* **Data entries**
(begin)

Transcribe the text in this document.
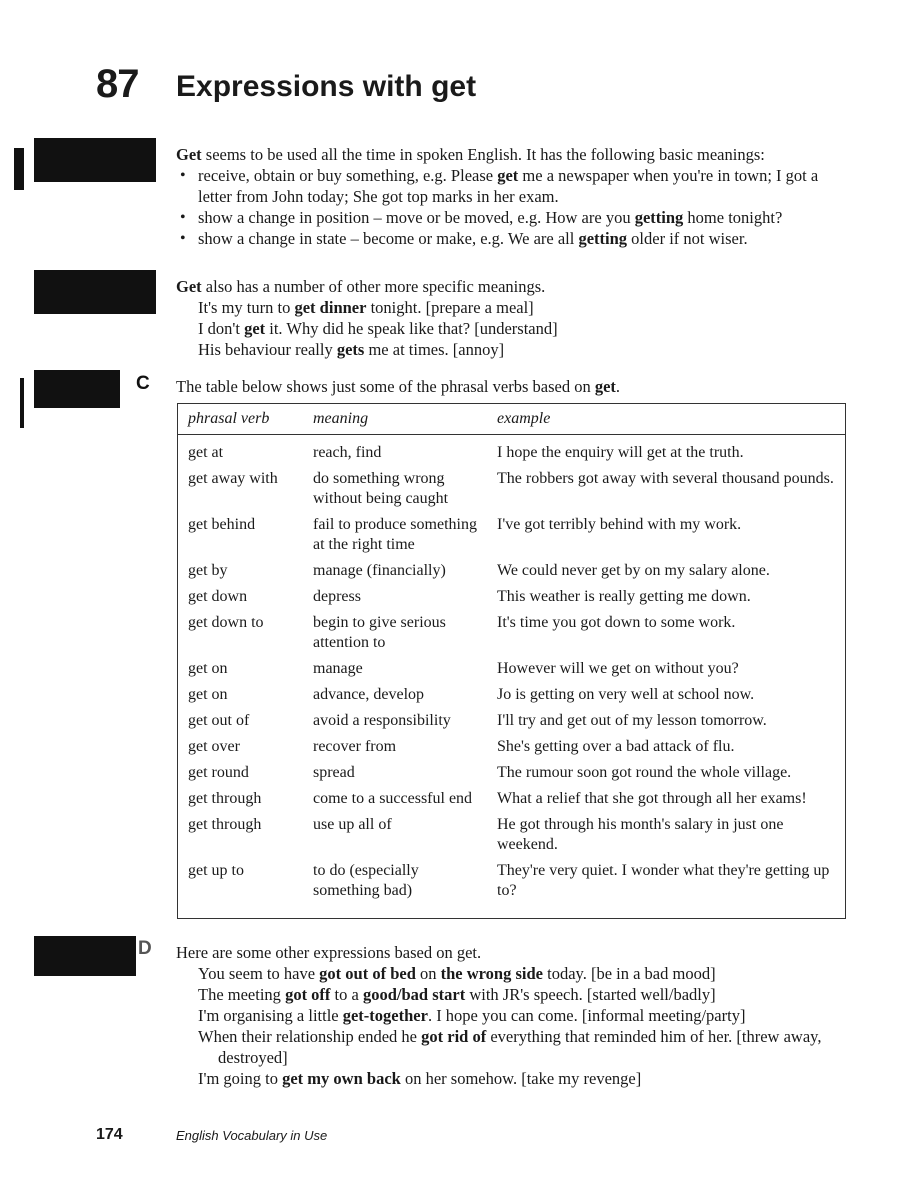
87 Expressions with get
C
D
Get seems to be used all the time in spoken English. It has the following basic meanings:
• receive, obtain or buy something, e.g. Please get me a newspaper when you're in town; I got a letter from John today; She got top marks in her exam.
• show a change in position – move or be moved, e.g. How are you getting home tonight?
• show a change in state – become or make, e.g. We are all getting older if not wiser.
Get also has a number of other more specific meanings.
It's my turn to get dinner tonight. [prepare a meal]
I don't get it. Why did he speak like that? [understand]
His behaviour really gets me at times. [annoy]
The table below shows just some of the phrasal verbs based on get.
phrasal verb	meaning	example
get at	reach, find	I hope the enquiry will get at the truth.
get away with	do something wrong without being caught	The robbers got away with several thousand pounds.
get behind	fail to produce something at the right time	I've got terribly behind with my work.
get by	manage (financially)	We could never get by on my salary alone.
get down	depress	This weather is really getting me down.
get down to	begin to give serious attention to	It's time you got down to some work.
get on	manage	However will we get on without you?
get on	advance, develop	Jo is getting on very well at school now.
get out of	avoid a responsibility	I'll try and get out of my lesson tomorrow.
get over	recover from	She's getting over a bad attack of flu.
get round	spread	The rumour soon got round the whole village.
get through	come to a successful end	What a relief that she got through all her exams!
get through	use up all of	He got through his month's salary in just one weekend.
get up to	to do (especially something bad)	They're very quiet. I wonder what they're getting up to?
Here are some other expressions based on get.
You seem to have got out of bed on the wrong side today. [be in a bad mood]
The meeting got off to a good/bad start with JR's speech. [started well/badly]
I'm organising a little get-together. I hope you can come. [informal meeting/party]
When their relationship ended he got rid of everything that reminded him of her. [threw away, destroyed]
I'm going to get my own back on her somehow. [take my revenge]
174	English Vocabulary in Use
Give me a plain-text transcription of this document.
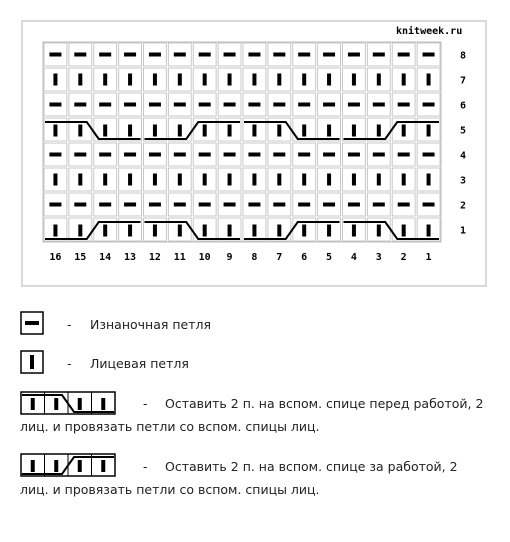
knitweek.ru
1
2
3
4
5
6
7
8
16 15 14 13 12 11 10 9 8 7 6 5 4 3 2 1
- Изнаночная петля
- Лицевая петля
- Оставить 2 п. на вспом. спице перед работой, 2
лиц. и провязать петли со вспом. спицы лиц.
- Оставить 2 п. на вспом. спице за работой, 2
лиц. и провязать петли со вспом. спицы лиц.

(end)

* **Exercise brief**
Print the complete listing exactly as it stands, without its pictures.

* **Worked answer**
Transcribe the text in this document.
87 Expressions with get
C
D
Get seems to be used all the time in spoken English. It has the following basic meanings:
• receive, obtain or buy something, e.g. Please get me a newspaper when you're in town; I got a letter from John today; She got top marks in her exam.
• show a change in position – move or be moved, e.g. How are you getting home tonight?
• show a change in state – become or make, e.g. We are all getting older if not wiser.
Get also has a number of other more specific meanings.
It's my turn to get dinner tonight. [prepare a meal]
I don't get it. Why did he speak like that? [understand]
His behaviour really gets me at times. [annoy]
The table below shows just some of the phrasal verbs based on get.
phrasal verb	meaning	example
get at	reach, find	I hope the enquiry will get at the truth.
get away with	do something wrong without being caught	The robbers got away with several thousand pounds.
get behind	fail to produce something at the right time	I've got terribly behind with my work.
get by	manage (financially)	We could never get by on my salary alone.
get down	depress	This weather is really getting me down.
get down to	begin to give serious attention to	It's time you got down to some work.
get on	manage	However will we get on without you?
get on	advance, develop	Jo is getting on very well at school now.
get out of	avoid a responsibility	I'll try and get out of my lesson tomorrow.
get over	recover from	She's getting over a bad attack of flu.
get round	spread	The rumour soon got round the whole village.
get through	come to a successful end	What a relief that she got through all her exams!
get through	use up all of	He got through his month's salary in just one weekend.
get up to	to do (especially something bad)	They're very quiet. I wonder what they're getting up to?
Here are some other expressions based on get.
You seem to have got out of bed on the wrong side today. [be in a bad mood]
The meeting got off to a good/bad start with JR's speech. [started well/badly]
I'm organising a little get-together. I hope you can come. [informal meeting/party]
When their relationship ended he got rid of everything that reminded him of her. [threw away, destroyed]
I'm going to get my own back on her somehow. [take my revenge]
174	English Vocabulary in Use
Give me a plain-text transcription of this document.
knitweek.ru
1
2
3
4
5
6
7
8
16 15 14 13 12 11 10 9 8 7 6 5 4 3 2 1
- Изнаночная петля
- Лицевая петля
- Оставить 2 п. на вспом. спице перед работой, 2
лиц. и провязать петли со вспом. спицы лиц.
- Оставить 2 п. на вспом. спице за работой, 2
лиц. и провязать петли со вспом. спицы лиц.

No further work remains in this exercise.